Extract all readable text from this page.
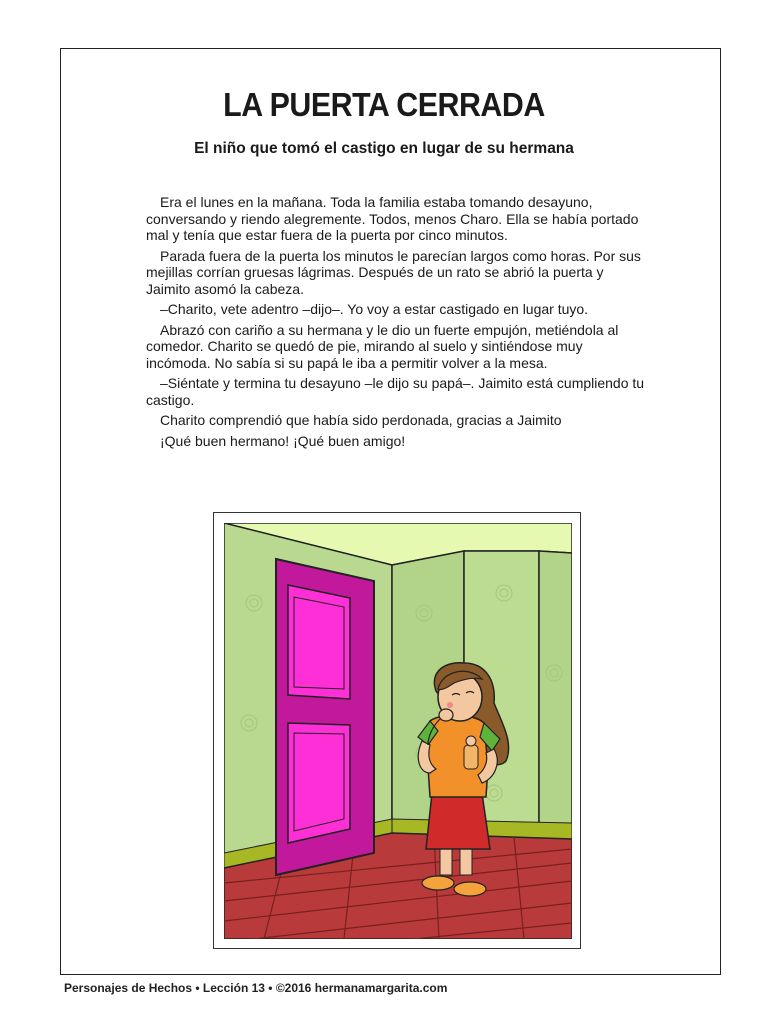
LA PUERTA CERRADA
El niño que tomó el castigo en lugar de su hermana

Era el lunes en la mañana. Toda la familia estaba tomando desayuno, conversando y riendo alegremente. Todos, menos Charo. Ella se había portado mal y tenía que estar fuera de la puerta por cinco minutos.

Parada fuera de la puerta los minutos le parecían largos como horas. Por sus mejillas corrían gruesas lágrimas. Después de un rato se abrió la puerta y Jaimito asomó la cabeza.

–Charito, vete adentro –dijo–. Yo voy a estar castigado en lugar tuyo.

Abrazó con cariño a su hermana y le dio un fuerte empujón, metiéndola al comedor. Charito se quedó de pie, mirando al suelo y sintiéndose muy incómoda. No sabía si su papá le iba a permitir volver a la mesa.

–Siéntate y termina tu desayuno –le dijo su papá–. Jaimito está cumpliendo tu castigo.

Charito comprendió que había sido perdonada, gracias a Jaimito

¡Qué buen hermano! ¡Qué buen amigo!

Personajes de Hechos • Lección 13 • ©2016 hermanamargarita.com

▸ **Required task**: Pictures stay out; repeat all the rest of the records exactly.

▸ **Task response**:
Extract all readable text from this page.
LA PUERTA CERRADA
El niño que tomó el castigo en lugar de su hermana

Era el lunes en la mañana. Toda la familia estaba tomando desayuno, conversando y riendo alegremente. Todos, menos Charo. Ella se había portado mal y tenía que estar fuera de la puerta por cinco minutos.

Parada fuera de la puerta los minutos le parecían largos como horas. Por sus mejillas corrían gruesas lágrimas. Después de un rato se abrió la puerta y Jaimito asomó la cabeza.

–Charito, vete adentro –dijo–. Yo voy a estar castigado en lugar tuyo.

Abrazó con cariño a su hermana y le dio un fuerte empujón, metiéndola al comedor. Charito se quedó de pie, mirando al suelo y sintiéndose muy incómoda. No sabía si su papá le iba a permitir volver a la mesa.

–Siéntate y termina tu desayuno –le dijo su papá–. Jaimito está cumpliendo tu castigo.

Charito comprendió que había sido perdonada, gracias a Jaimito

¡Qué buen hermano! ¡Qué buen amigo!

Personajes de Hechos • Lección 13 • ©2016 hermanamargarita.com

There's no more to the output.